**Aim**
Filter for the word "text" and keep each matching line.

Dataset items:
--
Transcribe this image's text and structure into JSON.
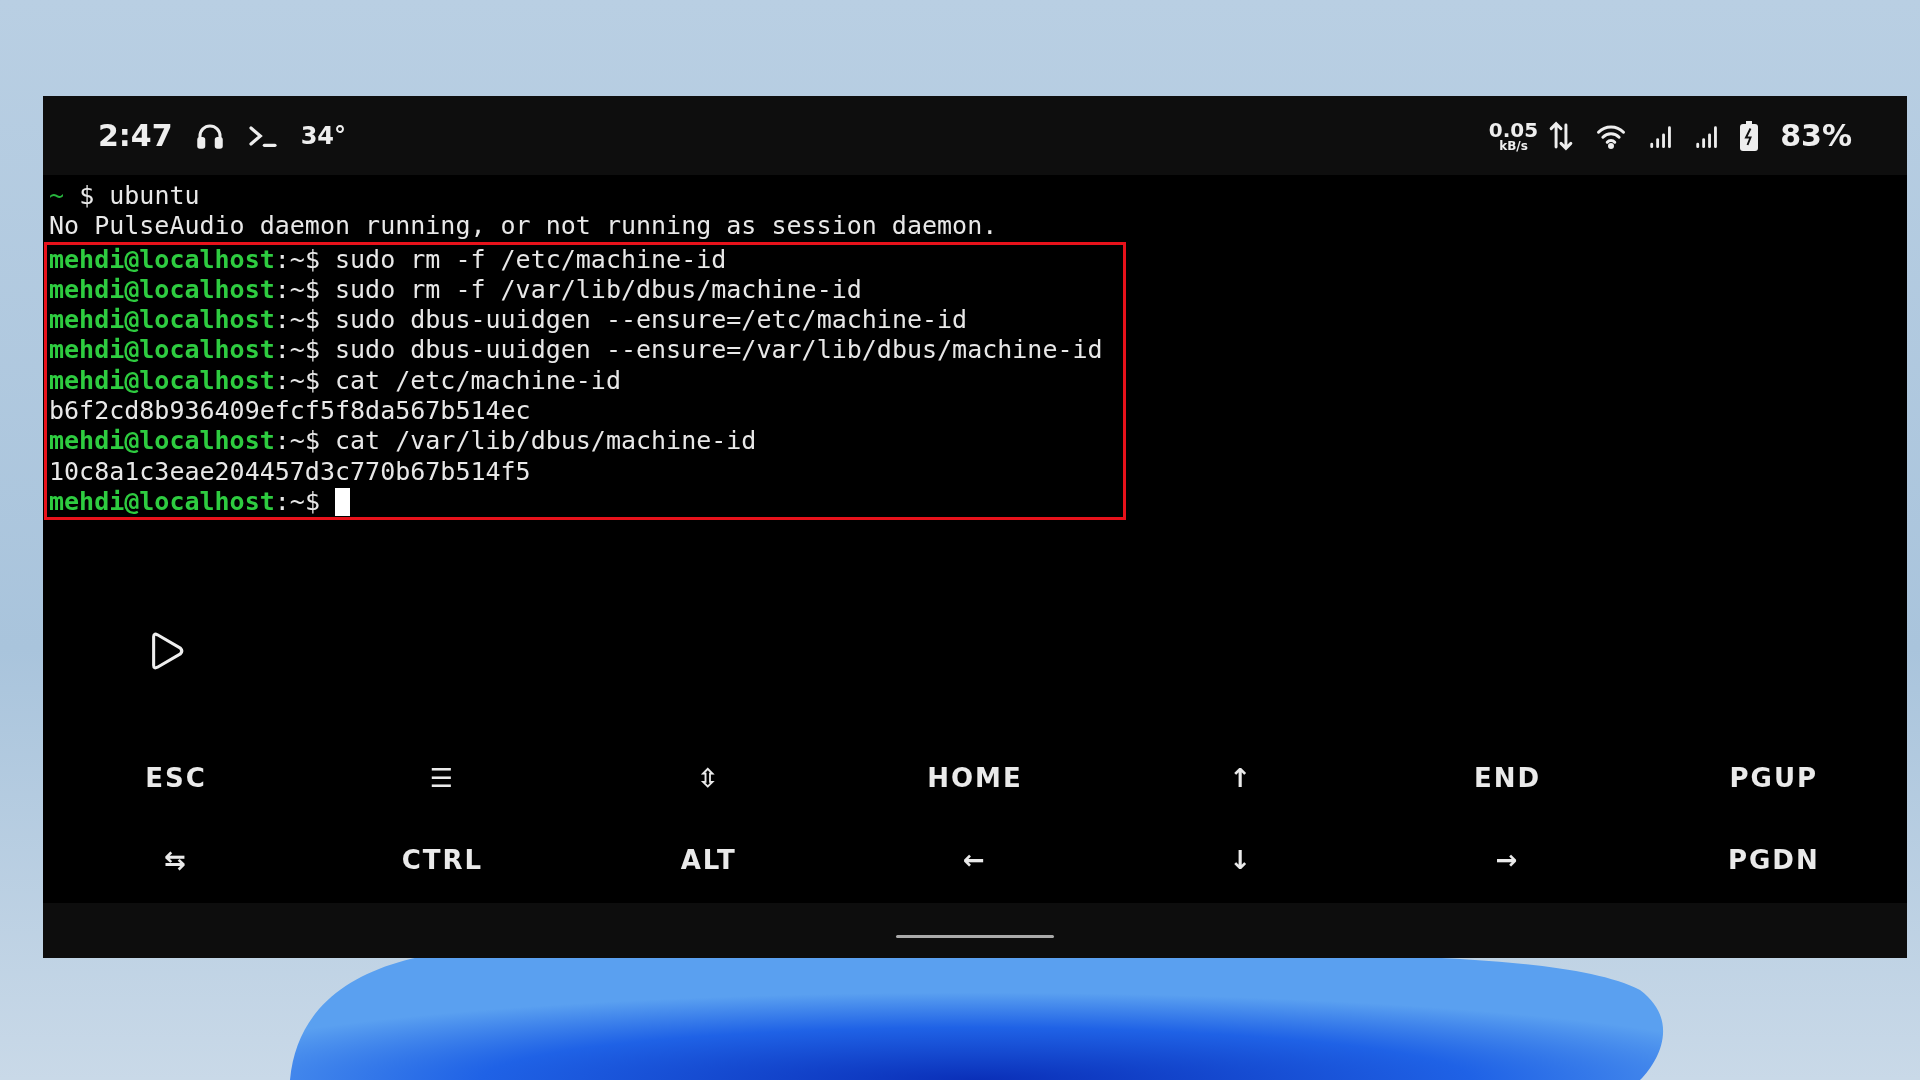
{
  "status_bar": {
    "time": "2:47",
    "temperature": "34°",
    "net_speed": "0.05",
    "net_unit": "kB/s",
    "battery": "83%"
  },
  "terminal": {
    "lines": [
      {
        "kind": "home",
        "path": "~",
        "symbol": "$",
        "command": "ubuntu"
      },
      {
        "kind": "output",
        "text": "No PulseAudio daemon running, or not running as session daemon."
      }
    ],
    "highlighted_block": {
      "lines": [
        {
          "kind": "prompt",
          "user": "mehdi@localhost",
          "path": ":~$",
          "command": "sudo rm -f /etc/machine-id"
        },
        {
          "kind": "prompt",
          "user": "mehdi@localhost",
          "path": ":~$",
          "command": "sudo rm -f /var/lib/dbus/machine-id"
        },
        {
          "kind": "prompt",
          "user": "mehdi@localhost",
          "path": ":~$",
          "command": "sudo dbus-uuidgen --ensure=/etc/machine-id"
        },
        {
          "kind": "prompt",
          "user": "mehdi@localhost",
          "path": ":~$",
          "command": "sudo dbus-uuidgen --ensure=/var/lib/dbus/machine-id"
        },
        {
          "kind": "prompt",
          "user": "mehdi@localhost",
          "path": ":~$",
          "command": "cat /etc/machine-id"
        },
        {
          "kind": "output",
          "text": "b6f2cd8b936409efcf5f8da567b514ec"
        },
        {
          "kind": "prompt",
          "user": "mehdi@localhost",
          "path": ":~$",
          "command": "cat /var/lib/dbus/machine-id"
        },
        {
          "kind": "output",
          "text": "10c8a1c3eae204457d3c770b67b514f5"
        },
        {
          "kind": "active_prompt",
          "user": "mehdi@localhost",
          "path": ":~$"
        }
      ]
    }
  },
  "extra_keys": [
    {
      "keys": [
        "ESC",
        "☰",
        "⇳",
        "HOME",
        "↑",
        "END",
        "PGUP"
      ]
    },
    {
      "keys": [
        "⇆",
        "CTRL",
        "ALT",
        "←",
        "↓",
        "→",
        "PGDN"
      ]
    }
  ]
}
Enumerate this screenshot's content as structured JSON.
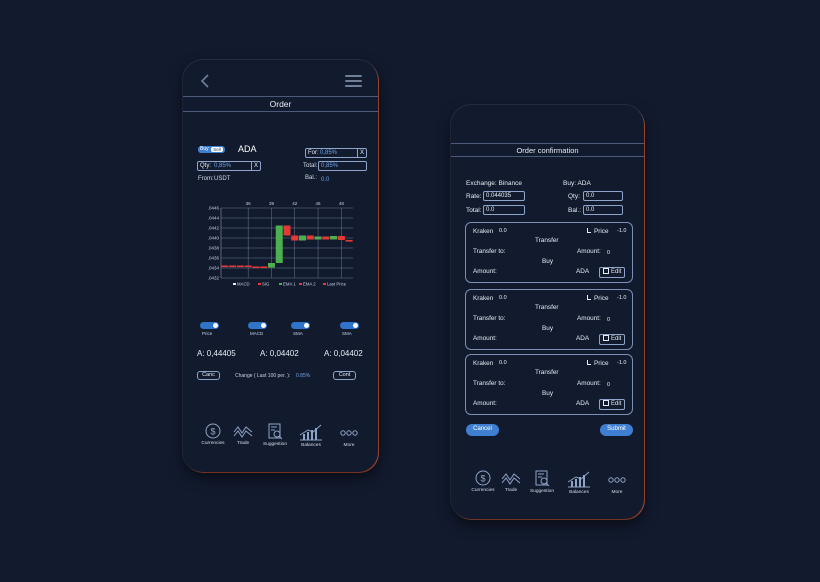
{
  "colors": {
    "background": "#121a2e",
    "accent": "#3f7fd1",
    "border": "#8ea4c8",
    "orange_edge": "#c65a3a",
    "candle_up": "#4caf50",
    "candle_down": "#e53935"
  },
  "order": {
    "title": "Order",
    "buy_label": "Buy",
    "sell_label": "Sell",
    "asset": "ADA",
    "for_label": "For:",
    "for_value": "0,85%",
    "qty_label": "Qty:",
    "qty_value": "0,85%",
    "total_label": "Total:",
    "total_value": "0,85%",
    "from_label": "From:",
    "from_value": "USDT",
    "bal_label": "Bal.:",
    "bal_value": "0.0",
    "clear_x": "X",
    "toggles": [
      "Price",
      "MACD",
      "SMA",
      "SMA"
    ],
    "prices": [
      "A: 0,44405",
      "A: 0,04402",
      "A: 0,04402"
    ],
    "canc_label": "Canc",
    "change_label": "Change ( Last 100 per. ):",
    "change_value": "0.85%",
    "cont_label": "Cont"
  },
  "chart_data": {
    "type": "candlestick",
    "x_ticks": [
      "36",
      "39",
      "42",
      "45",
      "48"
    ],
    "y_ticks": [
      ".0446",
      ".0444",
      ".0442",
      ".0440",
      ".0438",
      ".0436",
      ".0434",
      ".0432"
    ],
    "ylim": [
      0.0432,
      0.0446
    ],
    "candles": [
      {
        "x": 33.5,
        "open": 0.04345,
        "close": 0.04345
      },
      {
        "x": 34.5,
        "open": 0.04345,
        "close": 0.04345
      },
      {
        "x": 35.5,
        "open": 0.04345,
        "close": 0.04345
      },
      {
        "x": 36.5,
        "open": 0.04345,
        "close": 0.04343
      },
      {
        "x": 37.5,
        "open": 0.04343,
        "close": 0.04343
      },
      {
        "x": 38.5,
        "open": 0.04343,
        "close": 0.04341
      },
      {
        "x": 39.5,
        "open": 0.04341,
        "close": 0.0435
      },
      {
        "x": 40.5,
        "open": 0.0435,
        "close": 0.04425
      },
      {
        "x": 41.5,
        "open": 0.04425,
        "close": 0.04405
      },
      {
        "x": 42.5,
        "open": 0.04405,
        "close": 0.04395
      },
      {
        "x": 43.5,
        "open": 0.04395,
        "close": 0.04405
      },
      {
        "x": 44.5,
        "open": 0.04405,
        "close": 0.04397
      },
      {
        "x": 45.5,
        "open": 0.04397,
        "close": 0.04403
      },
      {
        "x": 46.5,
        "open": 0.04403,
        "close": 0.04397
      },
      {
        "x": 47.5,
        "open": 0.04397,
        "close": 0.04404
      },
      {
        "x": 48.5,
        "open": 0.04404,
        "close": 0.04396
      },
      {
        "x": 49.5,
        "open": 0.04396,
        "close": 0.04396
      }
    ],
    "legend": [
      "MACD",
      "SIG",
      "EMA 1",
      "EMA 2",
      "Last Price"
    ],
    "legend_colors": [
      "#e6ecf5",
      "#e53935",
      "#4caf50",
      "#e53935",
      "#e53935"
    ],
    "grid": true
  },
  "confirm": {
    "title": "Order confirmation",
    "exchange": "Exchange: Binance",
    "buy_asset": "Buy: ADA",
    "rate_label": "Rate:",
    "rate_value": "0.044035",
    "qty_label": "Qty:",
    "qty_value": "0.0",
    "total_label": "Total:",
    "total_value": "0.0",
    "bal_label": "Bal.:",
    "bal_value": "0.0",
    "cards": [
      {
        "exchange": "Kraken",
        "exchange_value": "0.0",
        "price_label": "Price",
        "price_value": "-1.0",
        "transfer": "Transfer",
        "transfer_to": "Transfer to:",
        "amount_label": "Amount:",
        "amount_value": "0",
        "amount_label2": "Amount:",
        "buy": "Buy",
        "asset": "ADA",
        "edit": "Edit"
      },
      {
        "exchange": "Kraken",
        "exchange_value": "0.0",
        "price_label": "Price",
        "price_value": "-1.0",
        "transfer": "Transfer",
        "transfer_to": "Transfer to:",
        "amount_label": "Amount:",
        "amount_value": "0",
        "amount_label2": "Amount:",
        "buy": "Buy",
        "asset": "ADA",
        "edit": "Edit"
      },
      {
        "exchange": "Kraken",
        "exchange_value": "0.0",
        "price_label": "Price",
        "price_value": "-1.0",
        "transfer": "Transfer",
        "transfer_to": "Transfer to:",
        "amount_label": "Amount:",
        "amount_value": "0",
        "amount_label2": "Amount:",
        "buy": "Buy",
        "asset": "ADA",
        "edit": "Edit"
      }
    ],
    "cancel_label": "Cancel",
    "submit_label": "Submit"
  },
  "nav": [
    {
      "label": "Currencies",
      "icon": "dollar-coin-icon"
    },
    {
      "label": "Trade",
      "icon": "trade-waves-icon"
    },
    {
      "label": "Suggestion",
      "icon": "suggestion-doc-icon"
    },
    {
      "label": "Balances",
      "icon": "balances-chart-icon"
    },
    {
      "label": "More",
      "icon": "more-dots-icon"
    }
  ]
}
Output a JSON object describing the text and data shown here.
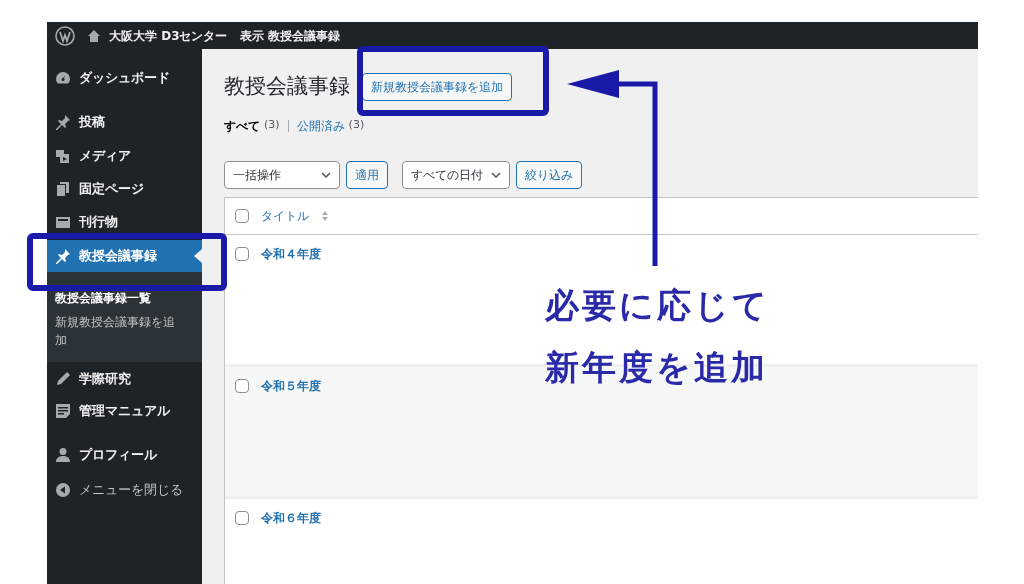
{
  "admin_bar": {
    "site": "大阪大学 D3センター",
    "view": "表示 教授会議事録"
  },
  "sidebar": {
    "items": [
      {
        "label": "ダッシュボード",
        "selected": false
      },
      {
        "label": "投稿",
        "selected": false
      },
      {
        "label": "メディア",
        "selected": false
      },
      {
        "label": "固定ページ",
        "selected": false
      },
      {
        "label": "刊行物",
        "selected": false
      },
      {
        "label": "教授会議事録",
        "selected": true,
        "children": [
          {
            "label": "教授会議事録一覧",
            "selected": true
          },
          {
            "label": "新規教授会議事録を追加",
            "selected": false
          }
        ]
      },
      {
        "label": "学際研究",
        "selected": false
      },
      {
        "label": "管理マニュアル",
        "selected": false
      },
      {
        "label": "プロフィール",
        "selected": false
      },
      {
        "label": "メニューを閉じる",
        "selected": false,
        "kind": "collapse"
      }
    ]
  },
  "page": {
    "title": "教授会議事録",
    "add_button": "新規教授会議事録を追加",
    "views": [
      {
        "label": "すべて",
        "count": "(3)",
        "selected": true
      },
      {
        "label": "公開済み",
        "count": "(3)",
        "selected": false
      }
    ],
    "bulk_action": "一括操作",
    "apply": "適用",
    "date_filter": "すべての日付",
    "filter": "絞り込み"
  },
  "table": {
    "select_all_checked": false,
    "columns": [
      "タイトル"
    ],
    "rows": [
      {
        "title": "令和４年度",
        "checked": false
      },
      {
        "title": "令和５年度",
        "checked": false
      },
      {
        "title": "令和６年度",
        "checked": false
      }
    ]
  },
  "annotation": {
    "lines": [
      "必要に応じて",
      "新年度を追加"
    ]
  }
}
--
**Complete output**
Transcribe this image's text and structure into JSON.
        "text": "No PulseAudio daemon running, or not running as session daemon."
          "text": "b6f2cd8b936409efcf5f8da567b514ec"
          "text": "10c8a1c3eae204457d3c770b67b514f5"
Output a JSON object describing the text and data shown here.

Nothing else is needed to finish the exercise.